> **THE TASK**: All material below is to be reproduced exactly.

** START OF RAW RECORDS **

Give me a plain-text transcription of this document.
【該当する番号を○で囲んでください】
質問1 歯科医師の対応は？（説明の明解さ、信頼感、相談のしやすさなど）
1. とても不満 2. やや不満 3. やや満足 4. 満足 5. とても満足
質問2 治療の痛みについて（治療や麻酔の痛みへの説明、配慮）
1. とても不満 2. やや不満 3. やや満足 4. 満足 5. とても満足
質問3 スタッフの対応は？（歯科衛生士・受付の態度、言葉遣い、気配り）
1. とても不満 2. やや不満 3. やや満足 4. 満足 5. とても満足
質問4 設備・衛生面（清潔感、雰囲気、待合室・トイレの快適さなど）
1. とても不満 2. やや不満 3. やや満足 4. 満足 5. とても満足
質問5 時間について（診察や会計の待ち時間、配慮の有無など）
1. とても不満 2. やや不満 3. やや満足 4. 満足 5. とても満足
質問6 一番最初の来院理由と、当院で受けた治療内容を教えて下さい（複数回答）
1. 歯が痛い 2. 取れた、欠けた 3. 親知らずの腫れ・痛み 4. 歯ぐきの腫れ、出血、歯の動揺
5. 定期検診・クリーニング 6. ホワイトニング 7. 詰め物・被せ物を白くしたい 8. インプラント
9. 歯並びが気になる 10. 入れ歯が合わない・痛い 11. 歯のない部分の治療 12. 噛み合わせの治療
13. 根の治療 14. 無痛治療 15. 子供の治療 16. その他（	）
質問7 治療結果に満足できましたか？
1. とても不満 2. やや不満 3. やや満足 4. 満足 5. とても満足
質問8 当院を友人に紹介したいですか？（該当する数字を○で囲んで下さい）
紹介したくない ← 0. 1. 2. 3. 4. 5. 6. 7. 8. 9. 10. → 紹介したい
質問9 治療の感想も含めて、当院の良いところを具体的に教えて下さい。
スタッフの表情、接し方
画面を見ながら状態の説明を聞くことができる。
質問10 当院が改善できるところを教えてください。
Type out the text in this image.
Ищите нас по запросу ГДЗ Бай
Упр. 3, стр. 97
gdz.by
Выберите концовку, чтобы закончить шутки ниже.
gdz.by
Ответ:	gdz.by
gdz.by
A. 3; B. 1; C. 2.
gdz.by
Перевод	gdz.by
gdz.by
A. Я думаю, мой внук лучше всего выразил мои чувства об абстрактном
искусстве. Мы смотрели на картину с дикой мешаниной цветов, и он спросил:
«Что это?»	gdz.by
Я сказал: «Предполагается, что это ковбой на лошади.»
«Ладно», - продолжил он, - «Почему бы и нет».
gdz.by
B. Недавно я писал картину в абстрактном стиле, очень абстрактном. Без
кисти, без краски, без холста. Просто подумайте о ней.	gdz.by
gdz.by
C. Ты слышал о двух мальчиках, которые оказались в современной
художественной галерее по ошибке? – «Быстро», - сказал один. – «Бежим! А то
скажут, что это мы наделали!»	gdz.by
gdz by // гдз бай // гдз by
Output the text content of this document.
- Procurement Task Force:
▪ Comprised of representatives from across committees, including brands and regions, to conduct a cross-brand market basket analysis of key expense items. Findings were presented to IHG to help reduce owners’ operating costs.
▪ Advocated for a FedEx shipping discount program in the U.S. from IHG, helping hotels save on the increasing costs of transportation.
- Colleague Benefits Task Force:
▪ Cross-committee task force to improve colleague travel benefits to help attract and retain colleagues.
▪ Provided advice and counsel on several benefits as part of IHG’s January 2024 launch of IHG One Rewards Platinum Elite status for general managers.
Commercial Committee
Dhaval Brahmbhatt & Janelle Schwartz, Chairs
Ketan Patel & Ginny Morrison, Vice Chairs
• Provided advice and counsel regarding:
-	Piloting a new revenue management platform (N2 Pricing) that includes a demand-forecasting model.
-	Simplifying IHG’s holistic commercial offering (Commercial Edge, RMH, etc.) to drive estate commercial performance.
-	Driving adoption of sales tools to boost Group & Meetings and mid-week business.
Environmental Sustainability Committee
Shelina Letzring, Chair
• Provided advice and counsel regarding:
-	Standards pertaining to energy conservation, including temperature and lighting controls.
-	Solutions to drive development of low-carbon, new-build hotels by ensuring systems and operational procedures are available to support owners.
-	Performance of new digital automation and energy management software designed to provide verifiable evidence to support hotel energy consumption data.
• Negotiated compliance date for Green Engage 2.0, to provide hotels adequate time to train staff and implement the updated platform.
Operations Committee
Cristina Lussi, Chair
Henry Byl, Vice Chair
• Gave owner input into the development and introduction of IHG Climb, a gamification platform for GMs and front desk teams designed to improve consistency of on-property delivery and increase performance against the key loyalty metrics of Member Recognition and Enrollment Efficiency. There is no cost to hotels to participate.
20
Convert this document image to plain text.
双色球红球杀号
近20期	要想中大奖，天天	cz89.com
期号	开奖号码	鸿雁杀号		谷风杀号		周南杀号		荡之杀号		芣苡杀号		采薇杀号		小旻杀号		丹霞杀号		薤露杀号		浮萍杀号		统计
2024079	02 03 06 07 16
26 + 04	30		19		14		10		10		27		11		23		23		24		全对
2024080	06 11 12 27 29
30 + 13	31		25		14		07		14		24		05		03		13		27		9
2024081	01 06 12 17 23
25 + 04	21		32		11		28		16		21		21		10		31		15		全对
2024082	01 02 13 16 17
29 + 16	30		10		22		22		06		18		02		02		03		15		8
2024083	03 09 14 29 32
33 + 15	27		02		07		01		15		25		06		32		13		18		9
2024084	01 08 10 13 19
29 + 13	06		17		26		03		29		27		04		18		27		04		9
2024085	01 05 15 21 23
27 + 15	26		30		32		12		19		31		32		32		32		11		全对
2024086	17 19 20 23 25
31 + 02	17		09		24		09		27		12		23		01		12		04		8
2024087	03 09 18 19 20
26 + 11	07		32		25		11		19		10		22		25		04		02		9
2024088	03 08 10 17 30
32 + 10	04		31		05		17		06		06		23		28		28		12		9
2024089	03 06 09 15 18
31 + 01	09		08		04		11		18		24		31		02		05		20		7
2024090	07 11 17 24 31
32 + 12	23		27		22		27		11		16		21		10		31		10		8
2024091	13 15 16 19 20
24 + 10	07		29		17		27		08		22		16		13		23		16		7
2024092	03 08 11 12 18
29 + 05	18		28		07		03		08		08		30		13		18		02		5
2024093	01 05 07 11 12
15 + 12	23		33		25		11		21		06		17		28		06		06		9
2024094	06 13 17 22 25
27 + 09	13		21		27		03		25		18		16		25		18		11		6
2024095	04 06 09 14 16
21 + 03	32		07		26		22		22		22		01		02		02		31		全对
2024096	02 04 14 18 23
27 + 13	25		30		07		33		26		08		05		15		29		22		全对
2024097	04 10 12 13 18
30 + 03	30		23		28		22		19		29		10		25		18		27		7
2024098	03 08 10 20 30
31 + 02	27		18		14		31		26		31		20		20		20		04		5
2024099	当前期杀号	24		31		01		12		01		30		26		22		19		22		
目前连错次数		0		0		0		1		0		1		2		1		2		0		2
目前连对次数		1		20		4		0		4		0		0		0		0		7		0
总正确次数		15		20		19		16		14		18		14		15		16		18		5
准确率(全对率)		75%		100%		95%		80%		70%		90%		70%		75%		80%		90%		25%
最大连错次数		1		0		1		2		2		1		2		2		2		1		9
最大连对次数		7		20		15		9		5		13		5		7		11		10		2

** END OF RAW RECORDS **

> **ANSWER**:
Give me a plain-text transcription of this document.
【該当する番号を○で囲んでください】
質問1 歯科医師の対応は？（説明の明解さ、信頼感、相談のしやすさなど）
1. とても不満 2. やや不満 3. やや満足 4. 満足 5. とても満足
質問2 治療の痛みについて（治療や麻酔の痛みへの説明、配慮）
1. とても不満 2. やや不満 3. やや満足 4. 満足 5. とても満足
質問3 スタッフの対応は？（歯科衛生士・受付の態度、言葉遣い、気配り）
1. とても不満 2. やや不満 3. やや満足 4. 満足 5. とても満足
質問4 設備・衛生面（清潔感、雰囲気、待合室・トイレの快適さなど）
1. とても不満 2. やや不満 3. やや満足 4. 満足 5. とても満足
質問5 時間について（診察や会計の待ち時間、配慮の有無など）
1. とても不満 2. やや不満 3. やや満足 4. 満足 5. とても満足
質問6 一番最初の来院理由と、当院で受けた治療内容を教えて下さい（複数回答）
1. 歯が痛い 2. 取れた、欠けた 3. 親知らずの腫れ・痛み 4. 歯ぐきの腫れ、出血、歯の動揺
5. 定期検診・クリーニング 6. ホワイトニング 7. 詰め物・被せ物を白くしたい 8. インプラント
9. 歯並びが気になる 10. 入れ歯が合わない・痛い 11. 歯のない部分の治療 12. 噛み合わせの治療
13. 根の治療 14. 無痛治療 15. 子供の治療 16. その他（	）
質問7 治療結果に満足できましたか？
1. とても不満 2. やや不満 3. やや満足 4. 満足 5. とても満足
質問8 当院を友人に紹介したいですか？（該当する数字を○で囲んで下さい）
紹介したくない ← 0. 1. 2. 3. 4. 5. 6. 7. 8. 9. 10. → 紹介したい
質問9 治療の感想も含めて、当院の良いところを具体的に教えて下さい。
スタッフの表情、接し方
画面を見ながら状態の説明を聞くことができる。
質問10 当院が改善できるところを教えてください。
Type out the text in this image.
Ищите нас по запросу ГДЗ Бай
Упр. 3, стр. 97
gdz.by
Выберите концовку, чтобы закончить шутки ниже.
gdz.by
Ответ:	gdz.by
gdz.by
A. 3; B. 1; C. 2.
gdz.by
Перевод	gdz.by
gdz.by
A. Я думаю, мой внук лучше всего выразил мои чувства об абстрактном
искусстве. Мы смотрели на картину с дикой мешаниной цветов, и он спросил:
«Что это?»	gdz.by
Я сказал: «Предполагается, что это ковбой на лошади.»
«Ладно», - продолжил он, - «Почему бы и нет».
gdz.by
B. Недавно я писал картину в абстрактном стиле, очень абстрактном. Без
кисти, без краски, без холста. Просто подумайте о ней.	gdz.by
gdz.by
C. Ты слышал о двух мальчиках, которые оказались в современной
художественной галерее по ошибке? – «Быстро», - сказал один. – «Бежим! А то
скажут, что это мы наделали!»	gdz.by
gdz by // гдз бай // гдз by
Output the text content of this document.
- Procurement Task Force:
▪ Comprised of representatives from across committees, including brands and regions, to conduct a cross-brand market basket analysis of key expense items. Findings were presented to IHG to help reduce owners’ operating costs.
▪ Advocated for a FedEx shipping discount program in the U.S. from IHG, helping hotels save on the increasing costs of transportation.
- Colleague Benefits Task Force:
▪ Cross-committee task force to improve colleague travel benefits to help attract and retain colleagues.
▪ Provided advice and counsel on several benefits as part of IHG’s January 2024 launch of IHG One Rewards Platinum Elite status for general managers.
Commercial Committee
Dhaval Brahmbhatt & Janelle Schwartz, Chairs
Ketan Patel & Ginny Morrison, Vice Chairs
• Provided advice and counsel regarding:
-	Piloting a new revenue management platform (N2 Pricing) that includes a demand-forecasting model.
-	Simplifying IHG’s holistic commercial offering (Commercial Edge, RMH, etc.) to drive estate commercial performance.
-	Driving adoption of sales tools to boost Group & Meetings and mid-week business.
Environmental Sustainability Committee
Shelina Letzring, Chair
• Provided advice and counsel regarding:
-	Standards pertaining to energy conservation, including temperature and lighting controls.
-	Solutions to drive development of low-carbon, new-build hotels by ensuring systems and operational procedures are available to support owners.
-	Performance of new digital automation and energy management software designed to provide verifiable evidence to support hotel energy consumption data.
• Negotiated compliance date for Green Engage 2.0, to provide hotels adequate time to train staff and implement the updated platform.
Operations Committee
Cristina Lussi, Chair
Henry Byl, Vice Chair
• Gave owner input into the development and introduction of IHG Climb, a gamification platform for GMs and front desk teams designed to improve consistency of on-property delivery and increase performance against the key loyalty metrics of Member Recognition and Enrollment Efficiency. There is no cost to hotels to participate.
20
Convert this document image to plain text.
双色球红球杀号
近20期	要想中大奖，天天	cz89.com
期号	开奖号码	鸿雁杀号		谷风杀号		周南杀号		荡之杀号		芣苡杀号		采薇杀号		小旻杀号		丹霞杀号		薤露杀号		浮萍杀号		统计
2024079	02 03 06 07 16
26 + 04	30		19		14		10		10		27		11		23		23		24		全对
2024080	06 11 12 27 29
30 + 13	31		25		14		07		14		24		05		03		13		27		9
2024081	01 06 12 17 23
25 + 04	21		32		11		28		16		21		21		10		31		15		全对
2024082	01 02 13 16 17
29 + 16	30		10		22		22		06		18		02		02		03		15		8
2024083	03 09 14 29 32
33 + 15	27		02		07		01		15		25		06		32		13		18		9
2024084	01 08 10 13 19
29 + 13	06		17		26		03		29		27		04		18		27		04		9
2024085	01 05 15 21 23
27 + 15	26		30		32		12		19		31		32		32		32		11		全对
2024086	17 19 20 23 25
31 + 02	17		09		24		09		27		12		23		01		12		04		8
2024087	03 09 18 19 20
26 + 11	07		32		25		11		19		10		22		25		04		02		9
2024088	03 08 10 17 30
32 + 10	04		31		05		17		06		06		23		28		28		12		9
2024089	03 06 09 15 18
31 + 01	09		08		04		11		18		24		31		02		05		20		7
2024090	07 11 17 24 31
32 + 12	23		27		22		27		11		16		21		10		31		10		8
2024091	13 15 16 19 20
24 + 10	07		29		17		27		08		22		16		13		23		16		7
2024092	03 08 11 12 18
29 + 05	18		28		07		03		08		08		30		13		18		02		5
2024093	01 05 07 11 12
15 + 12	23		33		25		11		21		06		17		28		06		06		9
2024094	06 13 17 22 25
27 + 09	13		21		27		03		25		18		16		25		18		11		6
2024095	04 06 09 14 16
21 + 03	32		07		26		22		22		22		01		02		02		31		全对
2024096	02 04 14 18 23
27 + 13	25		30		07		33		26		08		05		15		29		22		全对
2024097	04 10 12 13 18
30 + 03	30		23		28		22		19		29		10		25		18		27		7
2024098	03 08 10 20 30
31 + 02	27		18		14		31		26		31		20		20		20		04		5
2024099	当前期杀号	24		31		01		12		01		30		26		22		19		22		
目前连错次数		0		0		0		1		0		1		2		1		2		0		2
目前连对次数		1		20		4		0		4		0		0		0		0		7		0
总正确次数		15		20		19		16		14		18		14		15		16		18		5
准确率(全对率)		75%		100%		95%		80%		70%		90%		70%		75%		80%		90%		25%
最大连错次数		1		0		1		2		2		1		2		2		2		1		9
最大连对次数		7		20		15		9		5		13		5		7		11		10		2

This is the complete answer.